Some records
[start]
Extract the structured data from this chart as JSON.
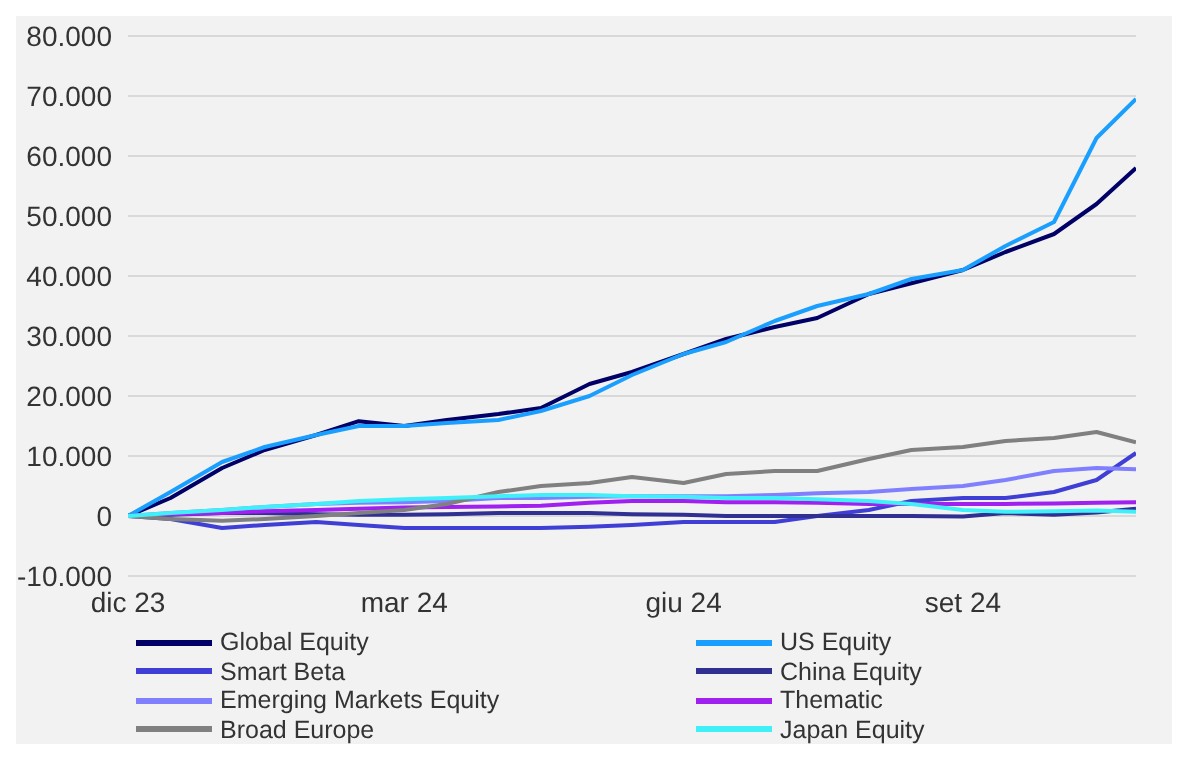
{
  "chart_data": {
    "type": "line",
    "x": [
      "2023-12-01",
      "2023-12-15",
      "2024-01-01",
      "2024-01-15",
      "2024-02-01",
      "2024-02-15",
      "2024-03-01",
      "2024-03-15",
      "2024-04-01",
      "2024-04-15",
      "2024-05-01",
      "2024-05-15",
      "2024-06-01",
      "2024-06-15",
      "2024-07-01",
      "2024-07-15",
      "2024-08-01",
      "2024-08-15",
      "2024-09-01",
      "2024-09-15",
      "2024-10-01",
      "2024-10-15",
      "2024-10-28"
    ],
    "series": [
      {
        "name": "Global Equity",
        "color": "#000066",
        "values": [
          0,
          3000,
          8000,
          11000,
          13500,
          15800,
          15000,
          16000,
          17000,
          18000,
          22000,
          24000,
          27000,
          29500,
          31500,
          33000,
          37000,
          38800,
          41000,
          44000,
          47000,
          52000,
          58000
        ]
      },
      {
        "name": "US Equity",
        "color": "#1a9fff",
        "values": [
          0,
          4000,
          9000,
          11500,
          13500,
          15000,
          15000,
          15500,
          16000,
          17500,
          20000,
          23500,
          27000,
          29000,
          32500,
          35000,
          37000,
          39500,
          41000,
          45000,
          49000,
          63000,
          69500
        ]
      },
      {
        "name": "Smart Beta",
        "color": "#3f3fd6",
        "values": [
          0,
          -500,
          -2000,
          -1500,
          -1000,
          -1500,
          -2000,
          -2000,
          -2000,
          -2000,
          -1800,
          -1500,
          -1000,
          -1000,
          -1000,
          0,
          1000,
          2500,
          3000,
          3000,
          4000,
          6000,
          10500
        ]
      },
      {
        "name": "China Equity",
        "color": "#303093",
        "values": [
          0,
          200,
          500,
          500,
          300,
          200,
          200,
          300,
          500,
          500,
          500,
          300,
          200,
          0,
          0,
          0,
          0,
          0,
          -100,
          500,
          200,
          600,
          1200
        ]
      },
      {
        "name": "Emerging Markets Equity",
        "color": "#8080ff",
        "values": [
          0,
          500,
          1000,
          1500,
          2000,
          2200,
          2300,
          2500,
          3000,
          3000,
          3200,
          3300,
          3300,
          3300,
          3500,
          3800,
          4000,
          4500,
          5000,
          6000,
          7500,
          8000,
          7800
        ]
      },
      {
        "name": "Thematic",
        "color": "#a020f0",
        "values": [
          0,
          300,
          500,
          800,
          1000,
          1200,
          1400,
          1500,
          1600,
          1700,
          2200,
          2500,
          2500,
          2300,
          2300,
          2200,
          2000,
          2000,
          2000,
          2000,
          2100,
          2200,
          2300
        ]
      },
      {
        "name": "Broad Europe",
        "color": "#808080",
        "values": [
          0,
          -500,
          -800,
          -500,
          0,
          500,
          1000,
          2000,
          4000,
          5000,
          5500,
          6500,
          5500,
          7000,
          7500,
          7500,
          9500,
          11000,
          11500,
          12500,
          13000,
          14000,
          12300
        ]
      },
      {
        "name": "Japan Equity",
        "color": "#40f0f8",
        "values": [
          0,
          500,
          1000,
          1500,
          2000,
          2500,
          2800,
          3000,
          3300,
          3500,
          3500,
          3300,
          3200,
          3000,
          3000,
          2800,
          2500,
          2000,
          1000,
          700,
          800,
          900,
          700
        ]
      }
    ],
    "xlim": [
      "2023-12-01",
      "2024-10-28"
    ],
    "xticks": [
      {
        "value": "2023-12-01",
        "label": "dic 23"
      },
      {
        "value": "2024-03-01",
        "label": "mar 24"
      },
      {
        "value": "2024-06-01",
        "label": "giu 24"
      },
      {
        "value": "2024-09-01",
        "label": "set 24"
      }
    ],
    "ylim": [
      -10000,
      80000
    ],
    "yticks": [
      {
        "value": -10000,
        "label": "-10.000"
      },
      0,
      {
        "value": 10000,
        "label": "10.000"
      },
      {
        "value": 20000,
        "label": "20.000"
      },
      {
        "value": 30000,
        "label": "30.000"
      },
      {
        "value": 40000,
        "label": "40.000"
      },
      {
        "value": 50000,
        "label": "50.000"
      },
      {
        "value": 60000,
        "label": "60.000"
      },
      {
        "value": 70000,
        "label": "70.000"
      },
      {
        "value": 80000,
        "label": "80.000"
      }
    ],
    "grid": "y",
    "legend": "bottom",
    "marker": "none",
    "line_style": "solid"
  }
}
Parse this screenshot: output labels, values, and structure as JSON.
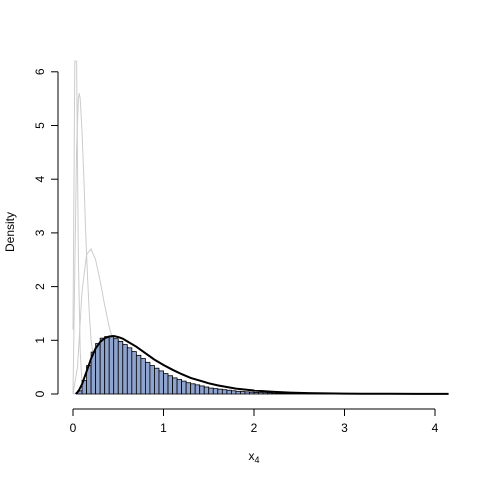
[end]
GIVEN INSTRUCTION:
Repeat the material verbatim. Do not carry over any picture.

SOLUTION:
Extract the structured data from this chart as JSON.
{
  "chart_data": {
    "type": "line",
    "x": [
      "2023-12-01",
      "2023-12-15",
      "2024-01-01",
      "2024-01-15",
      "2024-02-01",
      "2024-02-15",
      "2024-03-01",
      "2024-03-15",
      "2024-04-01",
      "2024-04-15",
      "2024-05-01",
      "2024-05-15",
      "2024-06-01",
      "2024-06-15",
      "2024-07-01",
      "2024-07-15",
      "2024-08-01",
      "2024-08-15",
      "2024-09-01",
      "2024-09-15",
      "2024-10-01",
      "2024-10-15",
      "2024-10-28"
    ],
    "series": [
      {
        "name": "Global Equity",
        "color": "#000066",
        "values": [
          0,
          3000,
          8000,
          11000,
          13500,
          15800,
          15000,
          16000,
          17000,
          18000,
          22000,
          24000,
          27000,
          29500,
          31500,
          33000,
          37000,
          38800,
          41000,
          44000,
          47000,
          52000,
          58000
        ]
      },
      {
        "name": "US Equity",
        "color": "#1a9fff",
        "values": [
          0,
          4000,
          9000,
          11500,
          13500,
          15000,
          15000,
          15500,
          16000,
          17500,
          20000,
          23500,
          27000,
          29000,
          32500,
          35000,
          37000,
          39500,
          41000,
          45000,
          49000,
          63000,
          69500
        ]
      },
      {
        "name": "Smart Beta",
        "color": "#3f3fd6",
        "values": [
          0,
          -500,
          -2000,
          -1500,
          -1000,
          -1500,
          -2000,
          -2000,
          -2000,
          -2000,
          -1800,
          -1500,
          -1000,
          -1000,
          -1000,
          0,
          1000,
          2500,
          3000,
          3000,
          4000,
          6000,
          10500
        ]
      },
      {
        "name": "China Equity",
        "color": "#303093",
        "values": [
          0,
          200,
          500,
          500,
          300,
          200,
          200,
          300,
          500,
          500,
          500,
          300,
          200,
          0,
          0,
          0,
          0,
          0,
          -100,
          500,
          200,
          600,
          1200
        ]
      },
      {
        "name": "Emerging Markets Equity",
        "color": "#8080ff",
        "values": [
          0,
          500,
          1000,
          1500,
          2000,
          2200,
          2300,
          2500,
          3000,
          3000,
          3200,
          3300,
          3300,
          3300,
          3500,
          3800,
          4000,
          4500,
          5000,
          6000,
          7500,
          8000,
          7800
        ]
      },
      {
        "name": "Thematic",
        "color": "#a020f0",
        "values": [
          0,
          300,
          500,
          800,
          1000,
          1200,
          1400,
          1500,
          1600,
          1700,
          2200,
          2500,
          2500,
          2300,
          2300,
          2200,
          2000,
          2000,
          2000,
          2000,
          2100,
          2200,
          2300
        ]
      },
      {
        "name": "Broad Europe",
        "color": "#808080",
        "values": [
          0,
          -500,
          -800,
          -500,
          0,
          500,
          1000,
          2000,
          4000,
          5000,
          5500,
          6500,
          5500,
          7000,
          7500,
          7500,
          9500,
          11000,
          11500,
          12500,
          13000,
          14000,
          12300
        ]
      },
      {
        "name": "Japan Equity",
        "color": "#40f0f8",
        "values": [
          0,
          500,
          1000,
          1500,
          2000,
          2500,
          2800,
          3000,
          3300,
          3500,
          3500,
          3300,
          3200,
          3000,
          3000,
          2800,
          2500,
          2000,
          1000,
          700,
          800,
          900,
          700
        ]
      }
    ],
    "xlim": [
      "2023-12-01",
      "2024-10-28"
    ],
    "xticks": [
      {
        "value": "2023-12-01",
        "label": "dic 23"
      },
      {
        "value": "2024-03-01",
        "label": "mar 24"
      },
      {
        "value": "2024-06-01",
        "label": "giu 24"
      },
      {
        "value": "2024-09-01",
        "label": "set 24"
      }
    ],
    "ylim": [
      -10000,
      80000
    ],
    "yticks": [
      {
        "value": -10000,
        "label": "-10.000"
      },
      0,
      {
        "value": 10000,
        "label": "10.000"
      },
      {
        "value": 20000,
        "label": "20.000"
      },
      {
        "value": 30000,
        "label": "30.000"
      },
      {
        "value": 40000,
        "label": "40.000"
      },
      {
        "value": 50000,
        "label": "50.000"
      },
      {
        "value": 60000,
        "label": "60.000"
      },
      {
        "value": 70000,
        "label": "70.000"
      },
      {
        "value": 80000,
        "label": "80.000"
      }
    ],
    "grid": "y",
    "legend": "bottom",
    "marker": "none",
    "line_style": "solid"
  }
}
Parse this screenshot: output labels, values, and structure as JSON.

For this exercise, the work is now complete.